(WHAT YOU WILL DO):
The entries that follow should be written out exactly.

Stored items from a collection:
▼

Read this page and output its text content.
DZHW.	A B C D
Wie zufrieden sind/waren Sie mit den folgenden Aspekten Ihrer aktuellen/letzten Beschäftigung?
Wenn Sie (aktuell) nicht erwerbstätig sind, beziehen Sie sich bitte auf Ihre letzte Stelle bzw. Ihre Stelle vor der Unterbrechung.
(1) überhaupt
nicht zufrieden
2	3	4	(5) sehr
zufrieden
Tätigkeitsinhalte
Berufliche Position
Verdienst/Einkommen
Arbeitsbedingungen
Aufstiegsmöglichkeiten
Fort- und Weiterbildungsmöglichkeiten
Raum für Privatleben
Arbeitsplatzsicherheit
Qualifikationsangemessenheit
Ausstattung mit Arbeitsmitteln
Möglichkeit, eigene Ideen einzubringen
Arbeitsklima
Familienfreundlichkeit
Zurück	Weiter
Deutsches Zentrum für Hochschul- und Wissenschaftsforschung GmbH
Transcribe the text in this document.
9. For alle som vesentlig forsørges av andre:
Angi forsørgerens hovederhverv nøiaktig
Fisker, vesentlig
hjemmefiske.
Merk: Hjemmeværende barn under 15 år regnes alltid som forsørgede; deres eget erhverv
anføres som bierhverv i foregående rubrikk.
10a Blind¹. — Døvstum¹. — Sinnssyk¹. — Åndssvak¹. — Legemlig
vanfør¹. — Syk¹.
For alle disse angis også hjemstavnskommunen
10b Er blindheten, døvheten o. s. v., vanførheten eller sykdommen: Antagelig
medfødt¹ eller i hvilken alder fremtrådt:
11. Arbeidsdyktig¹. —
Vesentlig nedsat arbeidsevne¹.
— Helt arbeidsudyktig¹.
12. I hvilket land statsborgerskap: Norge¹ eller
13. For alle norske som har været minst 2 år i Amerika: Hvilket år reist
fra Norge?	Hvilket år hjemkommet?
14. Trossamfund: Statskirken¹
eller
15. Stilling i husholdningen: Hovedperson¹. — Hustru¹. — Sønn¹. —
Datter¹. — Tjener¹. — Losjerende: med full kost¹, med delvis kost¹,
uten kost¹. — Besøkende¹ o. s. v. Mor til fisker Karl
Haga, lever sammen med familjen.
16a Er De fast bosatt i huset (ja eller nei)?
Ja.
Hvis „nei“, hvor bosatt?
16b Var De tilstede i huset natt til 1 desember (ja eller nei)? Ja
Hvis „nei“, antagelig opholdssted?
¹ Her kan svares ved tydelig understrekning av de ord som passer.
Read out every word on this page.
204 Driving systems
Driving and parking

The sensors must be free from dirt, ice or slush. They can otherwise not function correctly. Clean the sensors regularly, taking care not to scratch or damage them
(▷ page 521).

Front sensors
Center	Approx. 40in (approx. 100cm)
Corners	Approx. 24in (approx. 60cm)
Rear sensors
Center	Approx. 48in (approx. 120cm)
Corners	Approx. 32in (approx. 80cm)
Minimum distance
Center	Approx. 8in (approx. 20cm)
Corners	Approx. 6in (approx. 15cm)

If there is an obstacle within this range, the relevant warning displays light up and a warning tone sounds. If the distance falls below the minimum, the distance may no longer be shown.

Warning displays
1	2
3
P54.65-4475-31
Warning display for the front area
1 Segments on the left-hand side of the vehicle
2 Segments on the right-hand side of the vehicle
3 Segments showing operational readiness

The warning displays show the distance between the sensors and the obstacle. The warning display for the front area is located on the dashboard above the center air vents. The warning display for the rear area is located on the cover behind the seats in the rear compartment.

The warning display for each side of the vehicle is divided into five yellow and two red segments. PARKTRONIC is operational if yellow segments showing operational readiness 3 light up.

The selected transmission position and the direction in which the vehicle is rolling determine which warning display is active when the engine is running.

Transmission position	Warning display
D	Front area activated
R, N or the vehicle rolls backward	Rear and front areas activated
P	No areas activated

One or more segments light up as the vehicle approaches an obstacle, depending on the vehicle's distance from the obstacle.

▲

(EXPECTED ANSWER):
Read this page and output its text content.
DZHW.	A B C D
Wie zufrieden sind/waren Sie mit den folgenden Aspekten Ihrer aktuellen/letzten Beschäftigung?
Wenn Sie (aktuell) nicht erwerbstätig sind, beziehen Sie sich bitte auf Ihre letzte Stelle bzw. Ihre Stelle vor der Unterbrechung.
(1) überhaupt
nicht zufrieden
2	3	4	(5) sehr
zufrieden
Tätigkeitsinhalte
Berufliche Position
Verdienst/Einkommen
Arbeitsbedingungen
Aufstiegsmöglichkeiten
Fort- und Weiterbildungsmöglichkeiten
Raum für Privatleben
Arbeitsplatzsicherheit
Qualifikationsangemessenheit
Ausstattung mit Arbeitsmitteln
Möglichkeit, eigene Ideen einzubringen
Arbeitsklima
Familienfreundlichkeit
Zurück	Weiter
Deutsches Zentrum für Hochschul- und Wissenschaftsforschung GmbH
Transcribe the text in this document.
9. For alle som vesentlig forsørges av andre:
Angi forsørgerens hovederhverv nøiaktig
Fisker, vesentlig
hjemmefiske.
Merk: Hjemmeværende barn under 15 år regnes alltid som forsørgede; deres eget erhverv
anføres som bierhverv i foregående rubrikk.
10a Blind¹. — Døvstum¹. — Sinnssyk¹. — Åndssvak¹. — Legemlig
vanfør¹. — Syk¹.
For alle disse angis også hjemstavnskommunen
10b Er blindheten, døvheten o. s. v., vanførheten eller sykdommen: Antagelig
medfødt¹ eller i hvilken alder fremtrådt:
11. Arbeidsdyktig¹. —
Vesentlig nedsat arbeidsevne¹.
— Helt arbeidsudyktig¹.
12. I hvilket land statsborgerskap: Norge¹ eller
13. For alle norske som har været minst 2 år i Amerika: Hvilket år reist
fra Norge?	Hvilket år hjemkommet?
14. Trossamfund: Statskirken¹
eller
15. Stilling i husholdningen: Hovedperson¹. — Hustru¹. — Sønn¹. —
Datter¹. — Tjener¹. — Losjerende: med full kost¹, med delvis kost¹,
uten kost¹. — Besøkende¹ o. s. v. Mor til fisker Karl
Haga, lever sammen med familjen.
16a Er De fast bosatt i huset (ja eller nei)?
Ja.
Hvis „nei“, hvor bosatt?
16b Var De tilstede i huset natt til 1 desember (ja eller nei)? Ja
Hvis „nei“, antagelig opholdssted?
¹ Her kan svares ved tydelig understrekning av de ord som passer.
Read out every word on this page.
204 Driving systems
Driving and parking

The sensors must be free from dirt, ice or slush. They can otherwise not function correctly. Clean the sensors regularly, taking care not to scratch or damage them
(▷ page 521).

Front sensors
Center	Approx. 40in (approx. 100cm)
Corners	Approx. 24in (approx. 60cm)
Rear sensors
Center	Approx. 48in (approx. 120cm)
Corners	Approx. 32in (approx. 80cm)
Minimum distance
Center	Approx. 8in (approx. 20cm)
Corners	Approx. 6in (approx. 15cm)

If there is an obstacle within this range, the relevant warning displays light up and a warning tone sounds. If the distance falls below the minimum, the distance may no longer be shown.

Warning displays
1	2
3
P54.65-4475-31
Warning display for the front area
1 Segments on the left-hand side of the vehicle
2 Segments on the right-hand side of the vehicle
3 Segments showing operational readiness

The warning displays show the distance between the sensors and the obstacle. The warning display for the front area is located on the dashboard above the center air vents. The warning display for the rear area is located on the cover behind the seats in the rear compartment.

The warning display for each side of the vehicle is divided into five yellow and two red segments. PARKTRONIC is operational if yellow segments showing operational readiness 3 light up.

The selected transmission position and the direction in which the vehicle is rolling determine which warning display is active when the engine is running.

Transmission position	Warning display
D	Front area activated
R, N or the vehicle rolls backward	Rear and front areas activated
P	No areas activated

One or more segments light up as the vehicle approaches an obstacle, depending on the vehicle's distance from the obstacle.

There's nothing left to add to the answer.